Return each line containing the string "Global".

_Available records_
* * * * * * * * *

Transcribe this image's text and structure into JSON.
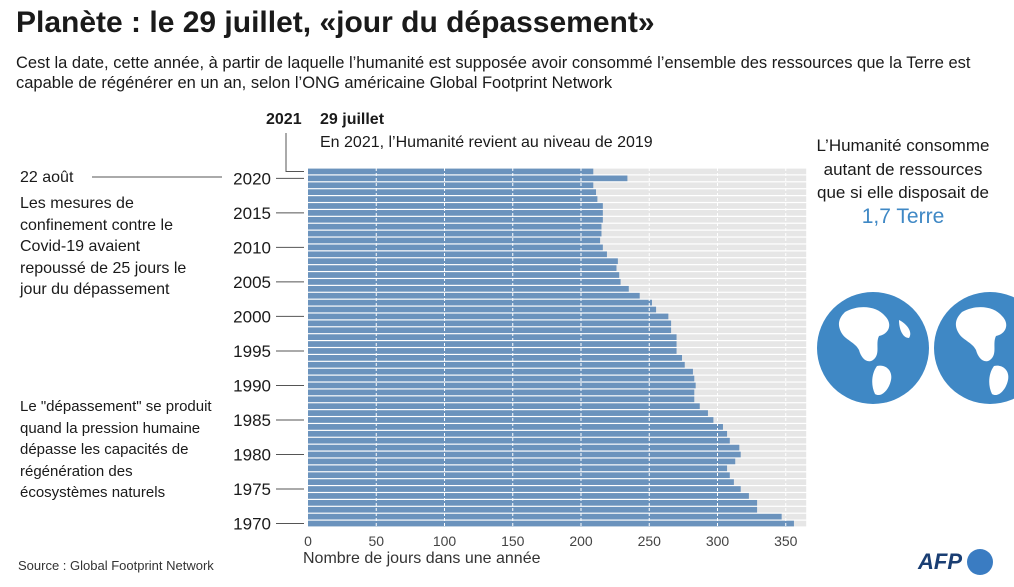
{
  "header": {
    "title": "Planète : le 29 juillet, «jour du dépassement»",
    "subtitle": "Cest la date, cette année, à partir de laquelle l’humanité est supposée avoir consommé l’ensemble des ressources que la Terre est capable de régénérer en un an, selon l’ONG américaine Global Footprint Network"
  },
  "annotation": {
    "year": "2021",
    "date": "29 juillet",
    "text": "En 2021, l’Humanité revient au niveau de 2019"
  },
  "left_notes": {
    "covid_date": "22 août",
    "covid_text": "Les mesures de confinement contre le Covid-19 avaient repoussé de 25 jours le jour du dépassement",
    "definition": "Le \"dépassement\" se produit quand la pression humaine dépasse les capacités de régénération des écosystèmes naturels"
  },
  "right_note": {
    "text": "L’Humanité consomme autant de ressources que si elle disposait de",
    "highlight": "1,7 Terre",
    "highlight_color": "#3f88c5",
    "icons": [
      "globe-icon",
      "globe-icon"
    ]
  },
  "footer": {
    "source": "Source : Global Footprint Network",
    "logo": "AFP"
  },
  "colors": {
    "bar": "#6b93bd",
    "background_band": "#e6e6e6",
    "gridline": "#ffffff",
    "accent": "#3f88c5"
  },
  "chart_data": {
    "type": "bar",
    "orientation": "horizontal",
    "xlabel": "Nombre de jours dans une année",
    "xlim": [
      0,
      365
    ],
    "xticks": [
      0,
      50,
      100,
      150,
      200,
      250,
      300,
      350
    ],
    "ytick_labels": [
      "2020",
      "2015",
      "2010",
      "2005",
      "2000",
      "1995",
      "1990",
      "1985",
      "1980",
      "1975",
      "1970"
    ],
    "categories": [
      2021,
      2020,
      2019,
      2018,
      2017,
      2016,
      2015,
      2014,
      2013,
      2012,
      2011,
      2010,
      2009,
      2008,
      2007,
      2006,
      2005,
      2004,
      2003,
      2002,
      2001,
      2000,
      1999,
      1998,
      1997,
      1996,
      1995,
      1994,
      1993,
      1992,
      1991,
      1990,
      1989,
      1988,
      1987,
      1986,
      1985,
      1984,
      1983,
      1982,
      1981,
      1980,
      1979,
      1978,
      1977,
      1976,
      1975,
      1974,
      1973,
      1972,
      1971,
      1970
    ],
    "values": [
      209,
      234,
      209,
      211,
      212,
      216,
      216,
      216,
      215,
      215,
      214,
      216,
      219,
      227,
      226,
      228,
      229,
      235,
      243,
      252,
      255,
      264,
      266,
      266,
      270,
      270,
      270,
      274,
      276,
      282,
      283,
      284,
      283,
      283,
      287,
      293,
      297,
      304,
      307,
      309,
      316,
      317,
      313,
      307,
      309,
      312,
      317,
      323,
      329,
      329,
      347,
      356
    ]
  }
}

* * * * * * * * *

_Result below_
    "subtitle": "Cest la date, cette année, à partir de laquelle l’humanité est supposée avoir consommé l’ensemble des ressources que la Terre est capable de régénérer en un an, selon l’ONG américaine Global Footprint Network"
    "source": "Source : Global Footprint Network",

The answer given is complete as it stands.